* **What to work on**: Carry none of the pictures over; write out the complete data exactly.

A block of data
• • • • •

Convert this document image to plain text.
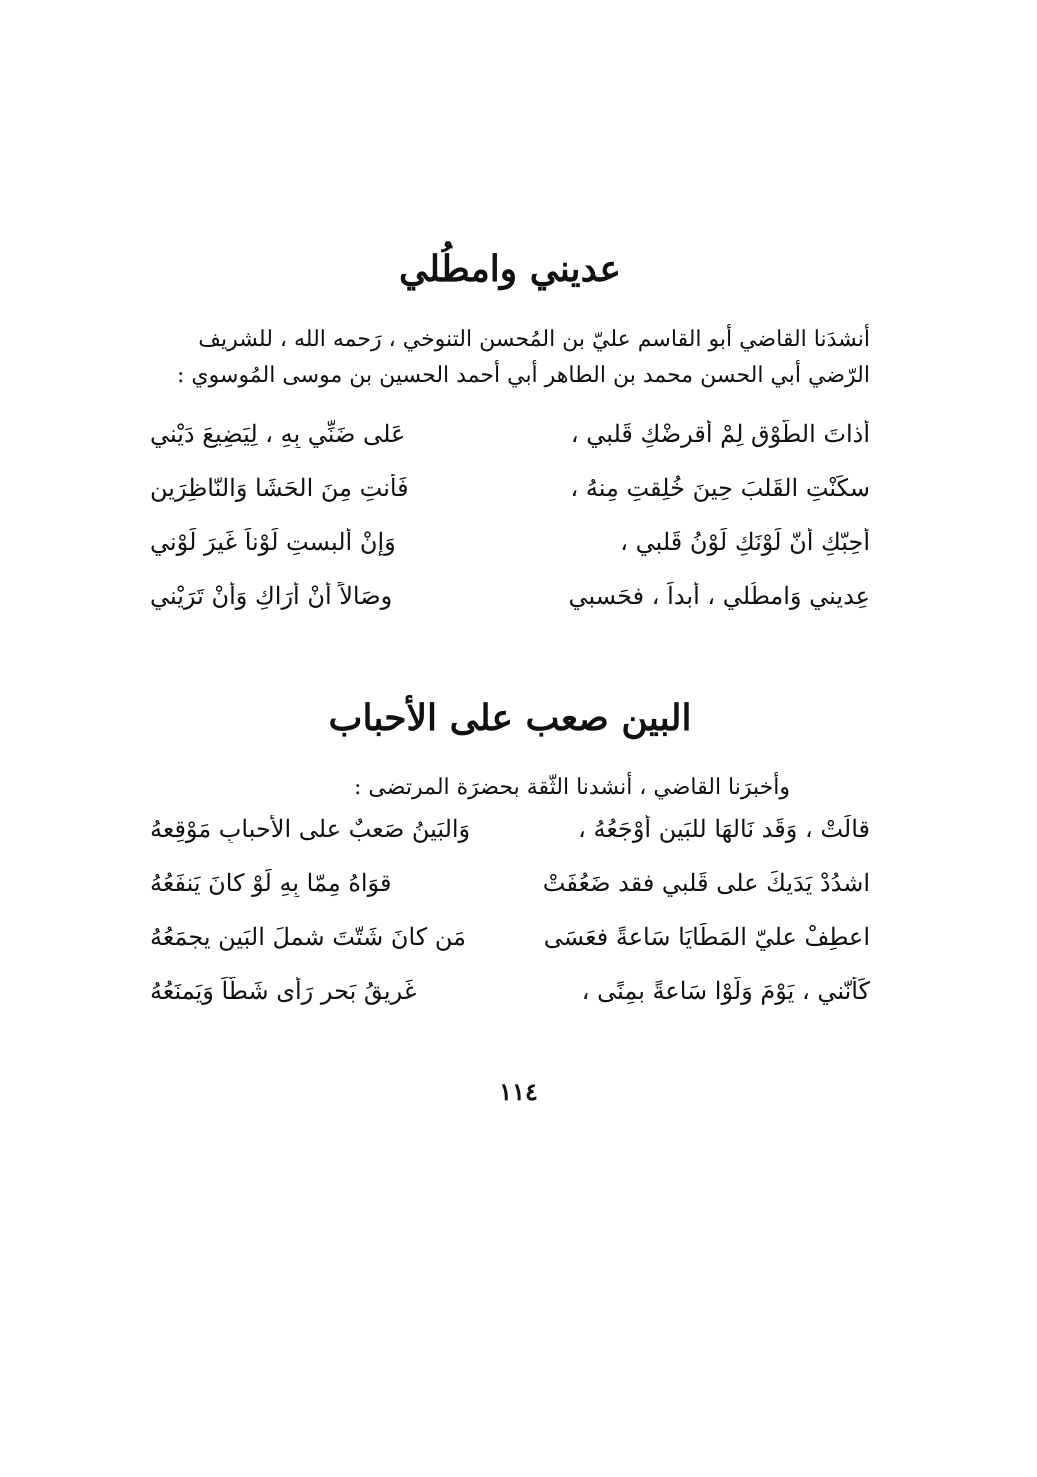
عديني وامطُلي

أنشدَنا القاضي أبو القاسم عليّ بن المُحسن التنوخي ، رَحمه الله ، للشريف

الرّضي أبي الحسن محمد بن الطاهر أبي أحمد الحسين بن موسى المُوسوي :

أذاتَ الطَّوْقِ لِمْ أُقرِضْكِ قَلبي ،
عَلى ضَنِّي بِهِ ، لِيَضِيعَ دَيْني
سكَنْتِ القَلبَ حِينَ خُلِقتِ مِنهُ ،
فَأنتِ مِنَ الحَشَا وَالنّاظِرَينِ
أُحِبّكِ أنّ لَوْنَكِ لَوْنُ قَلبي ،
وَإنْ ألبستِ لَوْناً غَيرَ لَوْني
عِديني وَامطُلي ، أبداً ، فحَسبي
وِصَالاً أنْ أرَاكِ وَأنْ تَرَيْني
البين صعب على الأحباب

وأخبرَنا القاضي ، أنشدنا الثّقة بحضرَة المرتضى :

قالَتْ ، وَقَد نَالهَا للبَينِ أوْجَعُهُ ،
وَالبَينُ صَعبٌ على الأحبابِ مَوْقِعهُ
اشدُدْ يَدَيكَ على قَلبي فقد ضَعُفَتْ
قوَاهُ مِمّا بِهِ لَوْ كانَ يَنفَعُهُ
اعطِفْ عليّ المَطَايَا سَاعةً فعَسَى
مَن كانَ شَتّتَ شملَ البَينِ يجمَعُهُ
كَأنّني ، يَوْمَ وَلّوْا سَاعةً بمِنًى ،
غَرِيقُ بَحرٍ رَأى شَطّاً وَيَمنَعُهُ
١١٤
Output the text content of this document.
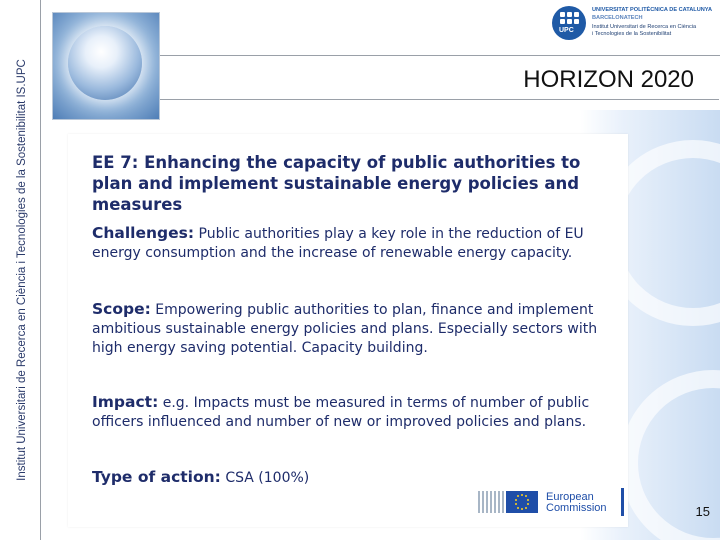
Institut Universitari de Recerca en Ciència i Tecnologies de la Sostenibilitat IS.UPC	HORIZON 2020
UPC
UNIVERSITAT POLITÈCNICA DE CATALUNYA
BARCELONATECH
Institut Universitari de Recerca en Ciència
i Tecnologies de la Sostenibilitat
EE 7: Enhancing the capacity of public authorities to plan and implement sustainable energy policies and measures
Challenges: Public authorities play a key role in the reduction of EU energy consumption and the increase of renewable energy capacity.
Scope: Empowering public authorities to plan, finance and implement ambitious sustainable energy policies and plans. Especially sectors with high energy saving potential. Capacity building.
Impact: e.g. Impacts must be measured in terms of number of public officers influenced and number of new or improved policies and plans.
Type of action: CSA (100%)
European
Commission	15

• • • • •

* **Full response**:
Convert this document image to plain text.
عديني وامطُلي

أنشدَنا القاضي أبو القاسم عليّ بن المُحسن التنوخي ، رَحمه الله ، للشريف

الرّضي أبي الحسن محمد بن الطاهر أبي أحمد الحسين بن موسى المُوسوي :

أذاتَ الطَّوْقِ لِمْ أُقرِضْكِ قَلبي ،
عَلى ضَنِّي بِهِ ، لِيَضِيعَ دَيْني
سكَنْتِ القَلبَ حِينَ خُلِقتِ مِنهُ ،
فَأنتِ مِنَ الحَشَا وَالنّاظِرَينِ
أُحِبّكِ أنّ لَوْنَكِ لَوْنُ قَلبي ،
وَإنْ ألبستِ لَوْناً غَيرَ لَوْني
عِديني وَامطُلي ، أبداً ، فحَسبي
وِصَالاً أنْ أرَاكِ وَأنْ تَرَيْني
البين صعب على الأحباب

وأخبرَنا القاضي ، أنشدنا الثّقة بحضرَة المرتضى :

قالَتْ ، وَقَد نَالهَا للبَينِ أوْجَعُهُ ،
وَالبَينُ صَعبٌ على الأحبابِ مَوْقِعهُ
اشدُدْ يَدَيكَ على قَلبي فقد ضَعُفَتْ
قوَاهُ مِمّا بِهِ لَوْ كانَ يَنفَعُهُ
اعطِفْ عليّ المَطَايَا سَاعةً فعَسَى
مَن كانَ شَتّتَ شملَ البَينِ يجمَعُهُ
كَأنّني ، يَوْمَ وَلّوْا سَاعةً بمِنًى ،
غَرِيقُ بَحرٍ رَأى شَطّاً وَيَمنَعُهُ
١١٤
Output the text content of this document.
Institut Universitari de Recerca en Ciència i Tecnologies de la Sostenibilitat IS.UPC	HORIZON 2020
UPC
UNIVERSITAT POLITÈCNICA DE CATALUNYA
BARCELONATECH
Institut Universitari de Recerca en Ciència
i Tecnologies de la Sostenibilitat
EE 7: Enhancing the capacity of public authorities to plan and implement sustainable energy policies and measures
Challenges: Public authorities play a key role in the reduction of EU energy consumption and the increase of renewable energy capacity.
Scope: Empowering public authorities to plan, finance and implement ambitious sustainable energy policies and plans. Especially sectors with high energy saving potential. Capacity building.
Impact: e.g. Impacts must be measured in terms of number of public officers influenced and number of new or improved policies and plans.
Type of action: CSA (100%)
European
Commission	15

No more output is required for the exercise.